Goal: Copy the data precisely, character for character, and leave out every picture.

Dataset items
○ ○ ○ ○
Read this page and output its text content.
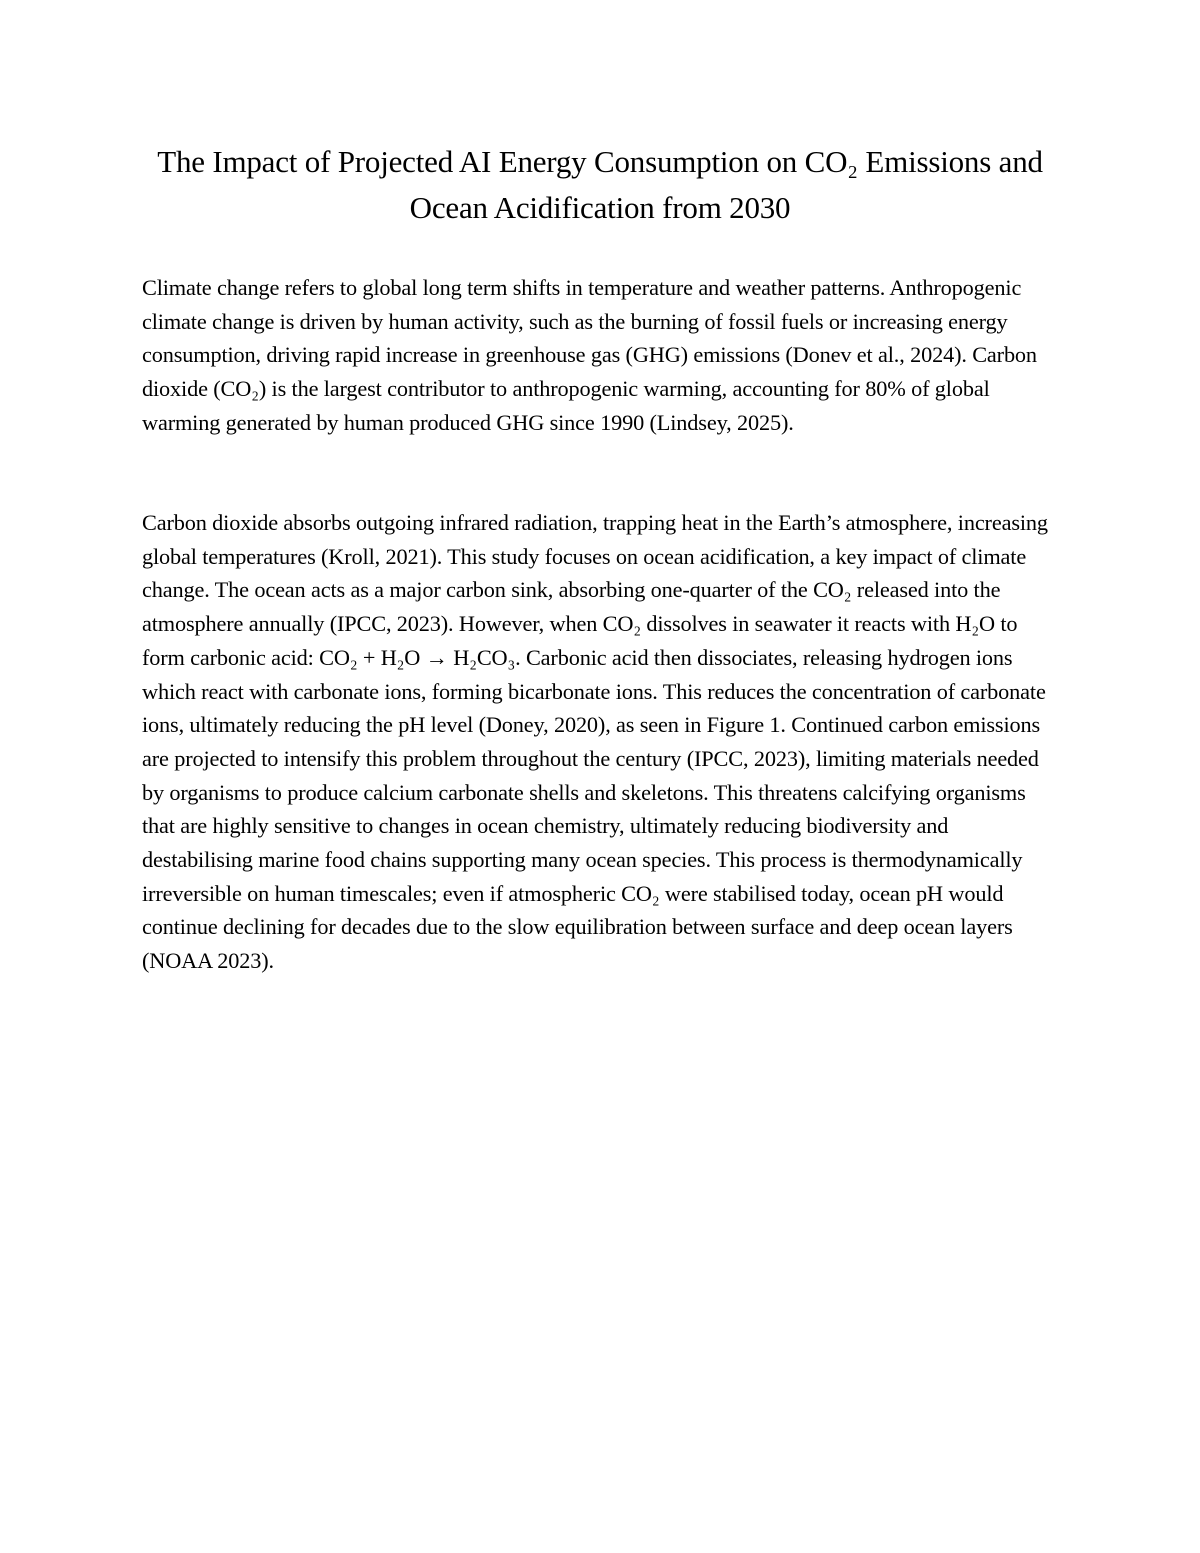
The Impact of Projected AI Energy Consumption on CO₂ Emissions and Ocean Acidification from 2030

Climate change refers to global long term shifts in temperature and weather patterns. Anthropogenic climate change is driven by human activity, such as the burning of fossil fuels or increasing energy consumption, driving rapid increase in greenhouse gas (GHG) emissions (Donev et al., 2024). Carbon dioxide (CO₂) is the largest contributor to anthropogenic warming, accounting for 80% of global warming generated by human produced GHG since 1990 (Lindsey, 2025).

Carbon dioxide absorbs outgoing infrared radiation, trapping heat in the Earth’s atmosphere, increasing global temperatures (Kroll, 2021). This study focuses on ocean acidification, a key impact of climate change. The ocean acts as a major carbon sink, absorbing one-quarter of the CO₂ released into the atmosphere annually (IPCC, 2023). However, when CO₂ dissolves in seawater it reacts with H₂O to form carbonic acid: CO₂ + H₂O → H₂CO₃. Carbonic acid then dissociates, releasing hydrogen ions which react with carbonate ions, forming bicarbonate ions. This reduces the concentration of carbonate ions, ultimately reducing the pH level (Doney, 2020), as seen in Figure 1. Continued carbon emissions are projected to intensify this problem throughout the century (IPCC, 2023), limiting materials needed by organisms to produce calcium carbonate shells and skeletons. This threatens calcifying organisms that are highly sensitive to changes in ocean chemistry, ultimately reducing biodiversity and destabilising marine food chains supporting many ocean species. This process is thermodynamically irreversible on human timescales; even if atmospheric CO₂ were stabilised today, ocean pH would continue declining for decades due to the slow equilibration between surface and deep ocean layers (NOAA 2023).
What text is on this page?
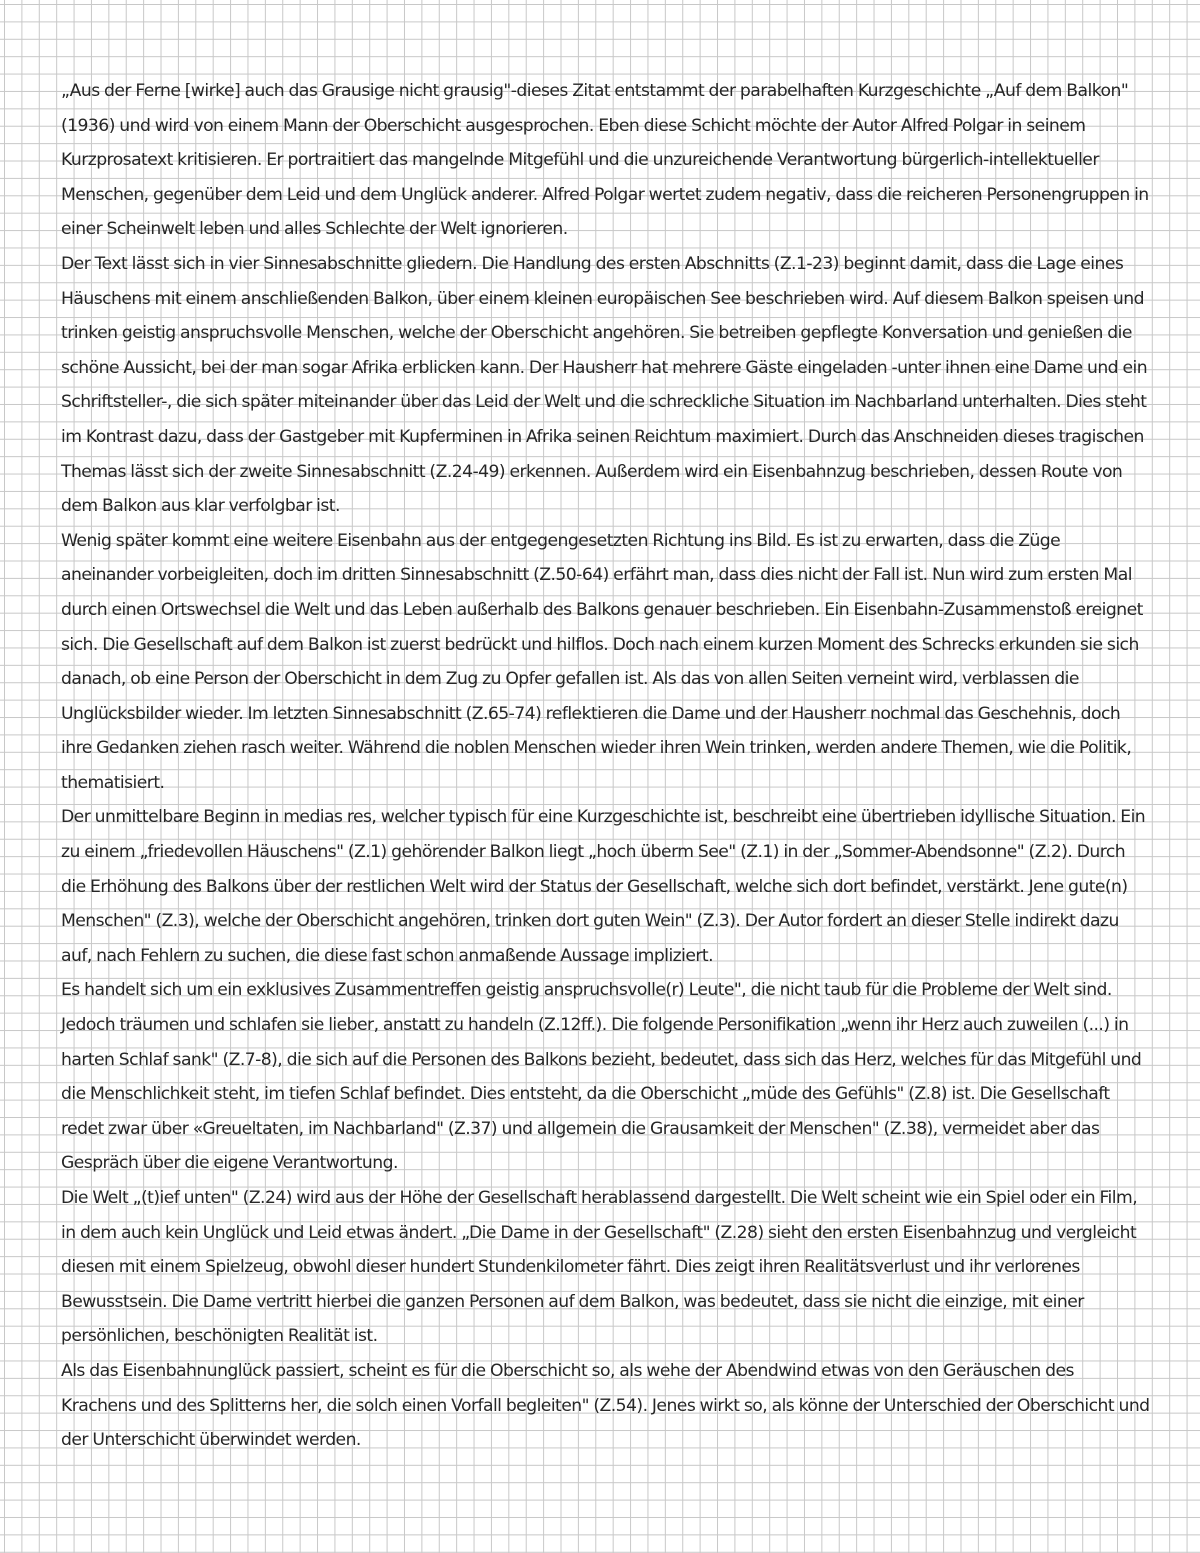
„Aus der Ferne [wirke] auch das Grausige nicht grausig"-dieses Zitat entstammt der parabelhaften Kurzgeschichte „Auf dem Balkon" (1936) und wird von einem Mann der Oberschicht ausgesprochen. Eben diese Schicht möchte der Autor Alfred Polgar in seinem Kurzprosatext kritisieren. Er portraitiert das mangelnde Mitgefühl und die unzureichende Verantwortung bürgerlich-intellektueller Menschen, gegenüber dem Leid und dem Unglück anderer. Alfred Polgar wertet zudem negativ, dass die reicheren Personengruppen in einer Scheinwelt leben und alles Schlechte der Welt ignorieren.

Der Text lässt sich in vier Sinnesabschnitte gliedern. Die Handlung des ersten Abschnitts (Z.1-23) beginnt damit, dass die Lage eines Häuschens mit einem anschließenden Balkon, über einem kleinen europäischen See beschrieben wird. Auf diesem Balkon speisen und trinken geistig anspruchsvolle Menschen, welche der Oberschicht angehören. Sie betreiben gepflegte Konversation und genießen die schöne Aussicht, bei der man sogar Afrika erblicken kann. Der Hausherr hat mehrere Gäste eingeladen -unter ihnen eine Dame und ein Schriftsteller-, die sich später miteinander über das Leid der Welt und die schreckliche Situation im Nachbarland unterhalten. Dies steht im Kontrast dazu, dass der Gastgeber mit Kupferminen in Afrika seinen Reichtum maximiert. Durch das Anschneiden dieses tragischen Themas lässt sich der zweite Sinnesabschnitt (Z.24-49) erkennen. Außerdem wird ein Eisenbahnzug beschrieben, dessen Route von dem Balkon aus klar verfolgbar ist.

Wenig später kommt eine weitere Eisenbahn aus der entgegengesetzten Richtung ins Bild. Es ist zu erwarten, dass die Züge aneinander vorbeigleiten, doch im dritten Sinnesabschnitt (Z.50-64) erfährt man, dass dies nicht der Fall ist. Nun wird zum ersten Mal durch einen Ortswechsel die Welt und das Leben außerhalb des Balkons genauer beschrieben. Ein Eisenbahn-Zusammenstoß ereignet sich. Die Gesellschaft auf dem Balkon ist zuerst bedrückt und hilflos. Doch nach einem kurzen Moment des Schrecks erkunden sie sich danach, ob eine Person der Oberschicht in dem Zug zu Opfer gefallen ist. Als das von allen Seiten verneint wird, verblassen die Unglücksbilder wieder. Im letzten Sinnesabschnitt (Z.65-74) reflektieren die Dame und der Hausherr nochmal das Geschehnis, doch ihre Gedanken ziehen rasch weiter. Während die noblen Menschen wieder ihren Wein trinken, werden andere Themen, wie die Politik, thematisiert.

Der unmittelbare Beginn in medias res, welcher typisch für eine Kurzgeschichte ist, beschreibt eine übertrieben idyllische Situation. Ein zu einem „friedevollen Häuschens" (Z.1) gehörender Balkon liegt „hoch überm See" (Z.1) in der „Sommer-Abendsonne" (Z.2). Durch die Erhöhung des Balkons über der restlichen Welt wird der Status der Gesellschaft, welche sich dort befindet, verstärkt. Jene gute(n) Menschen" (Z.3), welche der Oberschicht angehören, trinken dort guten Wein" (Z.3). Der Autor fordert an dieser Stelle indirekt dazu auf, nach Fehlern zu suchen, die diese fast schon anmaßende Aussage impliziert.

Es handelt sich um ein exklusives Zusammentreffen geistig anspruchsvolle(r) Leute", die nicht taub für die Probleme der Welt sind. Jedoch träumen und schlafen sie lieber, anstatt zu handeln (Z.12ff.). Die folgende Personifikation „wenn ihr Herz auch zuweilen (...) in harten Schlaf sank" (Z.7-8), die sich auf die Personen des Balkons bezieht, bedeutet, dass sich das Herz, welches für das Mitgefühl und die Menschlichkeit steht, im tiefen Schlaf befindet. Dies entsteht, da die Oberschicht „müde des Gefühls" (Z.8) ist. Die Gesellschaft redet zwar über «Greueltaten, im Nachbarland" (Z.37) und allgemein die Grausamkeit der Menschen" (Z.38), vermeidet aber das Gespräch über die eigene Verantwortung.

Die Welt „(t)ief unten" (Z.24) wird aus der Höhe der Gesellschaft herablassend dargestellt. Die Welt scheint wie ein Spiel oder ein Film, in dem auch kein Unglück und Leid etwas ändert. „Die Dame in der Gesellschaft" (Z.28) sieht den ersten Eisenbahnzug und vergleicht diesen mit einem Spielzeug, obwohl dieser hundert Stundenkilometer fährt. Dies zeigt ihren Realitätsverlust und ihr verlorenes Bewusstsein. Die Dame vertritt hierbei die ganzen Personen auf dem Balkon, was bedeutet, dass sie nicht die einzige, mit einer persönlichen, beschönigten Realität ist.

Als das Eisenbahnunglück passiert, scheint es für die Oberschicht so, als wehe der Abendwind etwas von den Geräuschen des Krachens und des Splitterns her, die solch einen Vorfall begleiten" (Z.54). Jenes wirkt so, als könne der Unterschied der Oberschicht und der Unterschicht überwindet werden.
○ ○ ○ ○
Written solution:
Read this page and output its text content.
The Impact of Projected AI Energy Consumption on CO₂ Emissions and Ocean Acidification from 2030

Climate change refers to global long term shifts in temperature and weather patterns. Anthropogenic climate change is driven by human activity, such as the burning of fossil fuels or increasing energy consumption, driving rapid increase in greenhouse gas (GHG) emissions (Donev et al., 2024). Carbon dioxide (CO₂) is the largest contributor to anthropogenic warming, accounting for 80% of global warming generated by human produced GHG since 1990 (Lindsey, 2025).

Carbon dioxide absorbs outgoing infrared radiation, trapping heat in the Earth’s atmosphere, increasing global temperatures (Kroll, 2021). This study focuses on ocean acidification, a key impact of climate change. The ocean acts as a major carbon sink, absorbing one-quarter of the CO₂ released into the atmosphere annually (IPCC, 2023). However, when CO₂ dissolves in seawater it reacts with H₂O to form carbonic acid: CO₂ + H₂O → H₂CO₃. Carbonic acid then dissociates, releasing hydrogen ions which react with carbonate ions, forming bicarbonate ions. This reduces the concentration of carbonate ions, ultimately reducing the pH level (Doney, 2020), as seen in Figure 1. Continued carbon emissions are projected to intensify this problem throughout the century (IPCC, 2023), limiting materials needed by organisms to produce calcium carbonate shells and skeletons. This threatens calcifying organisms that are highly sensitive to changes in ocean chemistry, ultimately reducing biodiversity and destabilising marine food chains supporting many ocean species. This process is thermodynamically irreversible on human timescales; even if atmospheric CO₂ were stabilised today, ocean pH would continue declining for decades due to the slow equilibration between surface and deep ocean layers (NOAA 2023).
What text is on this page?
„Aus der Ferne [wirke] auch das Grausige nicht grausig"-dieses Zitat entstammt der parabelhaften Kurzgeschichte „Auf dem Balkon" (1936) und wird von einem Mann der Oberschicht ausgesprochen. Eben diese Schicht möchte der Autor Alfred Polgar in seinem Kurzprosatext kritisieren. Er portraitiert das mangelnde Mitgefühl und die unzureichende Verantwortung bürgerlich-intellektueller Menschen, gegenüber dem Leid und dem Unglück anderer. Alfred Polgar wertet zudem negativ, dass die reicheren Personengruppen in einer Scheinwelt leben und alles Schlechte der Welt ignorieren.

Der Text lässt sich in vier Sinnesabschnitte gliedern. Die Handlung des ersten Abschnitts (Z.1-23) beginnt damit, dass die Lage eines Häuschens mit einem anschließenden Balkon, über einem kleinen europäischen See beschrieben wird. Auf diesem Balkon speisen und trinken geistig anspruchsvolle Menschen, welche der Oberschicht angehören. Sie betreiben gepflegte Konversation und genießen die schöne Aussicht, bei der man sogar Afrika erblicken kann. Der Hausherr hat mehrere Gäste eingeladen -unter ihnen eine Dame und ein Schriftsteller-, die sich später miteinander über das Leid der Welt und die schreckliche Situation im Nachbarland unterhalten. Dies steht im Kontrast dazu, dass der Gastgeber mit Kupferminen in Afrika seinen Reichtum maximiert. Durch das Anschneiden dieses tragischen Themas lässt sich der zweite Sinnesabschnitt (Z.24-49) erkennen. Außerdem wird ein Eisenbahnzug beschrieben, dessen Route von dem Balkon aus klar verfolgbar ist.

Wenig später kommt eine weitere Eisenbahn aus der entgegengesetzten Richtung ins Bild. Es ist zu erwarten, dass die Züge aneinander vorbeigleiten, doch im dritten Sinnesabschnitt (Z.50-64) erfährt man, dass dies nicht der Fall ist. Nun wird zum ersten Mal durch einen Ortswechsel die Welt und das Leben außerhalb des Balkons genauer beschrieben. Ein Eisenbahn-Zusammenstoß ereignet sich. Die Gesellschaft auf dem Balkon ist zuerst bedrückt und hilflos. Doch nach einem kurzen Moment des Schrecks erkunden sie sich danach, ob eine Person der Oberschicht in dem Zug zu Opfer gefallen ist. Als das von allen Seiten verneint wird, verblassen die Unglücksbilder wieder. Im letzten Sinnesabschnitt (Z.65-74) reflektieren die Dame und der Hausherr nochmal das Geschehnis, doch ihre Gedanken ziehen rasch weiter. Während die noblen Menschen wieder ihren Wein trinken, werden andere Themen, wie die Politik, thematisiert.

Der unmittelbare Beginn in medias res, welcher typisch für eine Kurzgeschichte ist, beschreibt eine übertrieben idyllische Situation. Ein zu einem „friedevollen Häuschens" (Z.1) gehörender Balkon liegt „hoch überm See" (Z.1) in der „Sommer-Abendsonne" (Z.2). Durch die Erhöhung des Balkons über der restlichen Welt wird der Status der Gesellschaft, welche sich dort befindet, verstärkt. Jene gute(n) Menschen" (Z.3), welche der Oberschicht angehören, trinken dort guten Wein" (Z.3). Der Autor fordert an dieser Stelle indirekt dazu auf, nach Fehlern zu suchen, die diese fast schon anmaßende Aussage impliziert.

Es handelt sich um ein exklusives Zusammentreffen geistig anspruchsvolle(r) Leute", die nicht taub für die Probleme der Welt sind. Jedoch träumen und schlafen sie lieber, anstatt zu handeln (Z.12ff.). Die folgende Personifikation „wenn ihr Herz auch zuweilen (...) in harten Schlaf sank" (Z.7-8), die sich auf die Personen des Balkons bezieht, bedeutet, dass sich das Herz, welches für das Mitgefühl und die Menschlichkeit steht, im tiefen Schlaf befindet. Dies entsteht, da die Oberschicht „müde des Gefühls" (Z.8) ist. Die Gesellschaft redet zwar über «Greueltaten, im Nachbarland" (Z.37) und allgemein die Grausamkeit der Menschen" (Z.38), vermeidet aber das Gespräch über die eigene Verantwortung.

Die Welt „(t)ief unten" (Z.24) wird aus der Höhe der Gesellschaft herablassend dargestellt. Die Welt scheint wie ein Spiel oder ein Film, in dem auch kein Unglück und Leid etwas ändert. „Die Dame in der Gesellschaft" (Z.28) sieht den ersten Eisenbahnzug und vergleicht diesen mit einem Spielzeug, obwohl dieser hundert Stundenkilometer fährt. Dies zeigt ihren Realitätsverlust und ihr verlorenes Bewusstsein. Die Dame vertritt hierbei die ganzen Personen auf dem Balkon, was bedeutet, dass sie nicht die einzige, mit einer persönlichen, beschönigten Realität ist.

Als das Eisenbahnunglück passiert, scheint es für die Oberschicht so, als wehe der Abendwind etwas von den Geräuschen des Krachens und des Splitterns her, die solch einen Vorfall begleiten" (Z.54). Jenes wirkt so, als könne der Unterschied der Oberschicht und der Unterschicht überwindet werden.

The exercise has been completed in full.